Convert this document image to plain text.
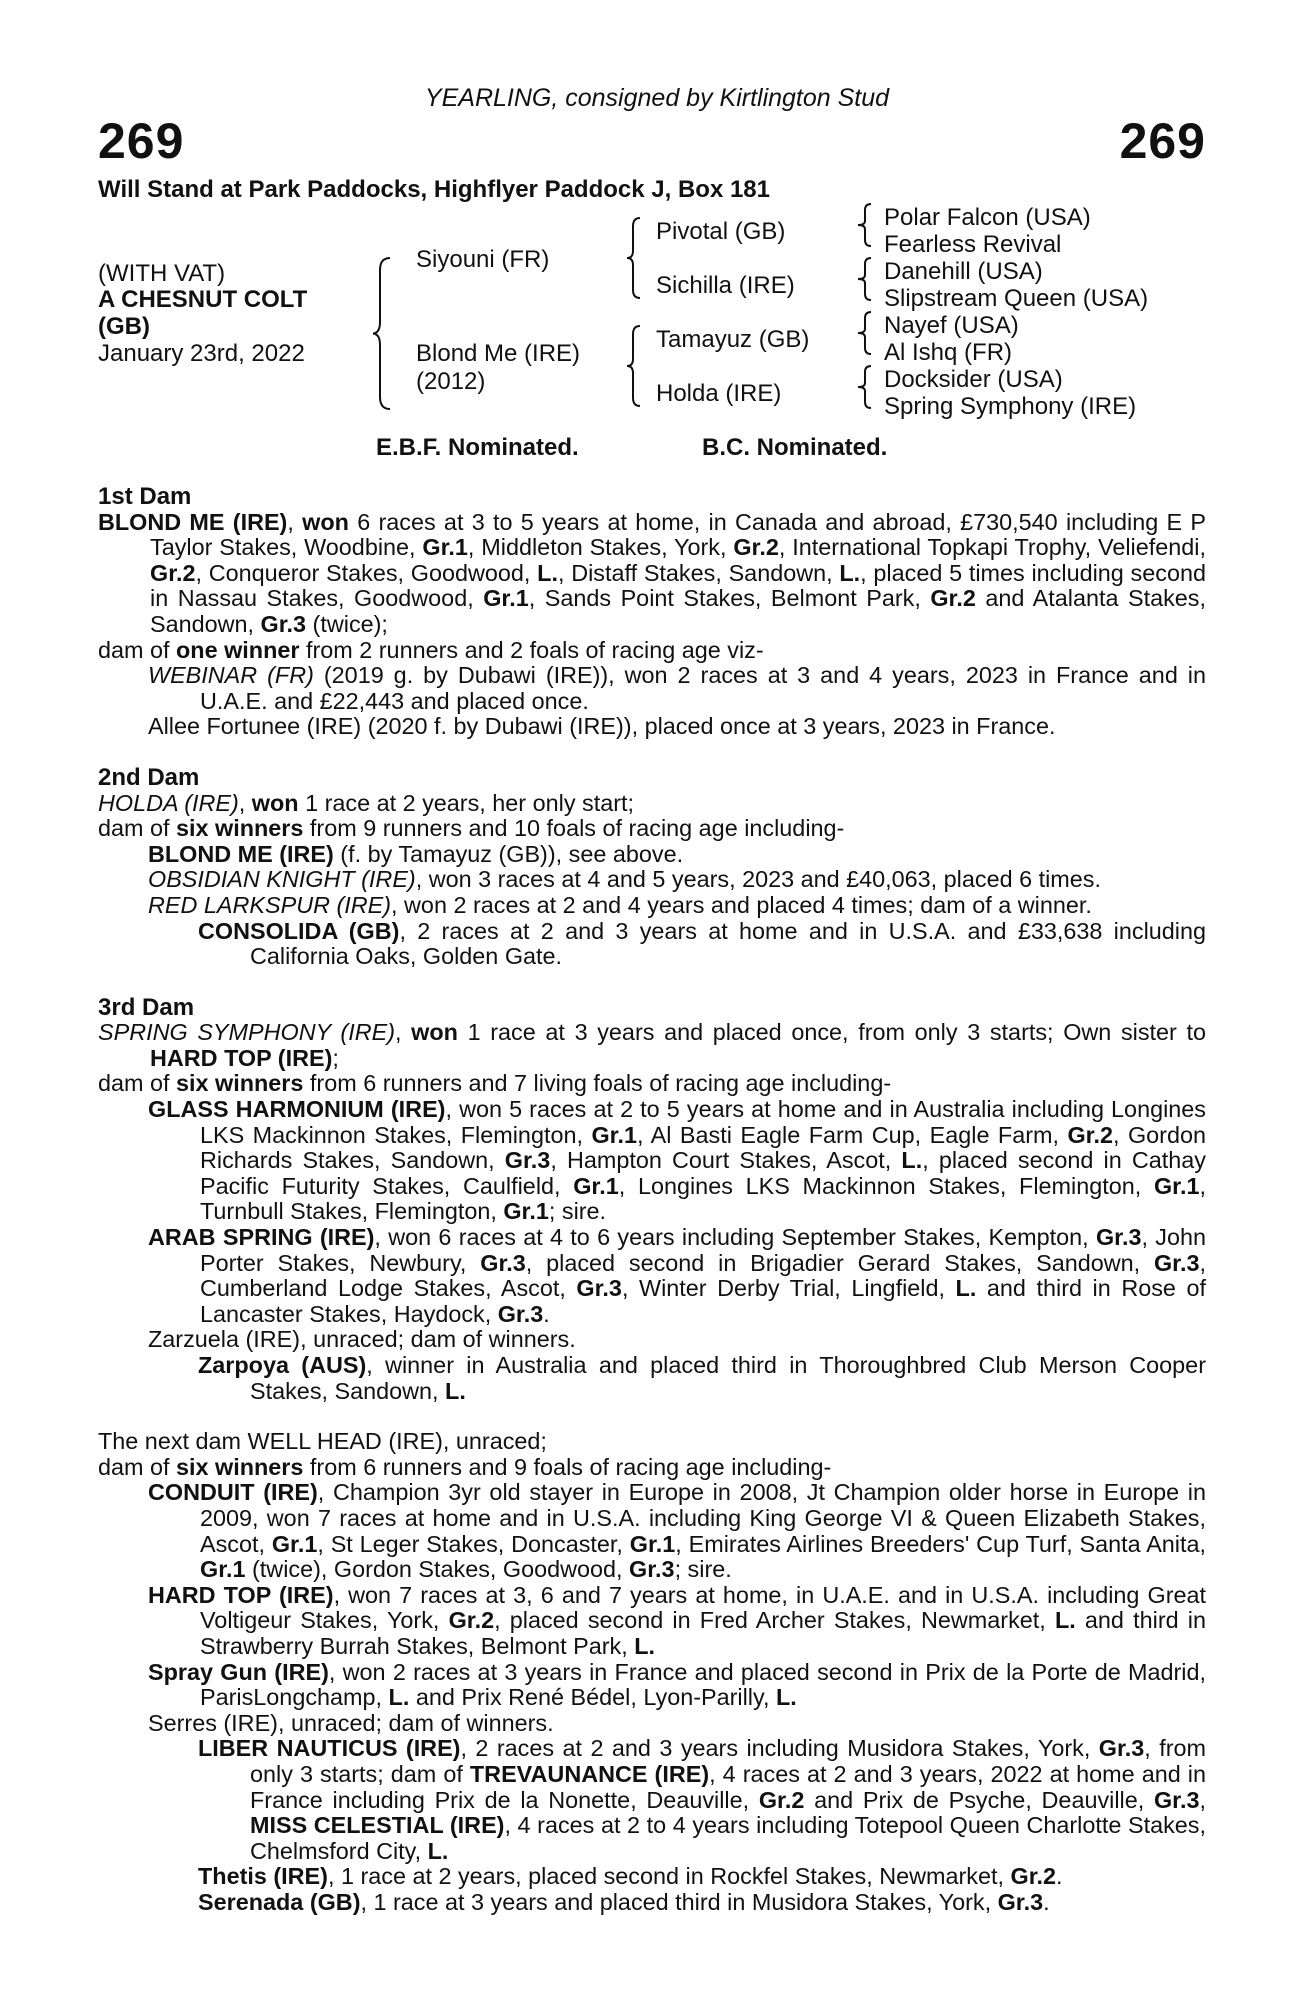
YEARLING, consigned by Kirtlington Stud
269	269
Will Stand at Park Paddocks, Highflyer Paddock J, Box 181
(WITH VAT)
A CHESNUT COLT
(GB)
January 23rd, 2022
Siyouni (FR)
Blond Me (IRE)
(2012)
Pivotal (GB)
Sichilla (IRE)
Tamayuz (GB)
Holda (IRE)
Polar Falcon (USA)
Fearless Revival
Danehill (USA)
Slipstream Queen (USA)
Nayef (USA)
Al Ishq (FR)
Docksider (USA)
Spring Symphony (IRE)
E.B.F. Nominated.	B.C. Nominated.
1st Dam

BLOND ME (IRE), won 6 races at 3 to 5 years at home, in Canada and abroad, £730,540 including E P Taylor Stakes, Woodbine, Gr.1, Middleton Stakes, York, Gr.2, International Topkapi Trophy, Veliefendi, Gr.2, Conqueror Stakes, Goodwood, L., Distaff Stakes, Sandown, L., placed 5 times including second in Nassau Stakes, Goodwood, Gr.1, Sands Point Stakes, Belmont Park, Gr.2 and Atalanta Stakes, Sandown, Gr.3 (twice);

dam of one winner from 2 runners and 2 foals of racing age viz-

WEBINAR (FR) (2019 g. by Dubawi (IRE)), won 2 races at 3 and 4 years, 2023 in France and in U.A.E. and £22,443 and placed once.

Allee Fortunee (IRE) (2020 f. by Dubawi (IRE)), placed once at 3 years, 2023 in France.

2nd Dam

HOLDA (IRE), won 1 race at 2 years, her only start;

dam of six winners from 9 runners and 10 foals of racing age including-

BLOND ME (IRE) (f. by Tamayuz (GB)), see above.

OBSIDIAN KNIGHT (IRE), won 3 races at 4 and 5 years, 2023 and £40,063, placed 6 times.

RED LARKSPUR (IRE), won 2 races at 2 and 4 years and placed 4 times; dam of a winner.

CONSOLIDA (GB), 2 races at 2 and 3 years at home and in U.S.A. and £33,638 including California Oaks, Golden Gate.

3rd Dam

SPRING SYMPHONY (IRE), won 1 race at 3 years and placed once, from only 3 starts; Own sister to HARD TOP (IRE);

dam of six winners from 6 runners and 7 living foals of racing age including-

GLASS HARMONIUM (IRE), won 5 races at 2 to 5 years at home and in Australia including Longines LKS Mackinnon Stakes, Flemington, Gr.1, Al Basti Eagle Farm Cup, Eagle Farm, Gr.2, Gordon Richards Stakes, Sandown, Gr.3, Hampton Court Stakes, Ascot, L., placed second in Cathay Pacific Futurity Stakes, Caulfield, Gr.1, Longines LKS Mackinnon Stakes, Flemington, Gr.1, Turnbull Stakes, Flemington, Gr.1; sire.

ARAB SPRING (IRE), won 6 races at 4 to 6 years including September Stakes, Kempton, Gr.3, John Porter Stakes, Newbury, Gr.3, placed second in Brigadier Gerard Stakes, Sandown, Gr.3, Cumberland Lodge Stakes, Ascot, Gr.3, Winter Derby Trial, Lingfield, L. and third in Rose of Lancaster Stakes, Haydock, Gr.3.

Zarzuela (IRE), unraced; dam of winners.

Zarpoya (AUS), winner in Australia and placed third in Thoroughbred Club Merson Cooper Stakes, Sandown, L.

The next dam WELL HEAD (IRE), unraced;

dam of six winners from 6 runners and 9 foals of racing age including-

CONDUIT (IRE), Champion 3yr old stayer in Europe in 2008, Jt Champion older horse in Europe in 2009, won 7 races at home and in U.S.A. including King George VI & Queen Elizabeth Stakes, Ascot, Gr.1, St Leger Stakes, Doncaster, Gr.1, Emirates Airlines Breeders' Cup Turf, Santa Anita, Gr.1 (twice), Gordon Stakes, Goodwood, Gr.3; sire.

HARD TOP (IRE), won 7 races at 3, 6 and 7 years at home, in U.A.E. and in U.S.A. including Great Voltigeur Stakes, York, Gr.2, placed second in Fred Archer Stakes, Newmarket, L. and third in Strawberry Burrah Stakes, Belmont Park, L.

Spray Gun (IRE), won 2 races at 3 years in France and placed second in Prix de la Porte de Madrid, ParisLongchamp, L. and Prix René Bédel, Lyon-Parilly, L.

Serres (IRE), unraced; dam of winners.

LIBER NAUTICUS (IRE), 2 races at 2 and 3 years including Musidora Stakes, York, Gr.3, from only 3 starts; dam of TREVAUNANCE (IRE), 4 races at 2 and 3 years, 2022 at home and in France including Prix de la Nonette, Deauville, Gr.2 and Prix de Psyche, Deauville, Gr.3, MISS CELESTIAL (IRE), 4 races at 2 to 4 years including Totepool Queen Charlotte Stakes, Chelmsford City, L.

Thetis (IRE), 1 race at 2 years, placed second in Rockfel Stakes, Newmarket, Gr.2.

Serenada (GB), 1 race at 3 years and placed third in Musidora Stakes, York, Gr.3.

+ + + + + + +

Search the records for the word "racing". Copy every line that has it.

dam of one winner from 2 runners and 2 foals of racing age viz-
dam of six winners from 9 runners and 10 foals of racing age including-
dam of six winners from 6 runners and 7 living foals of racing age including-
dam of six winners from 6 runners and 9 foals of racing age including-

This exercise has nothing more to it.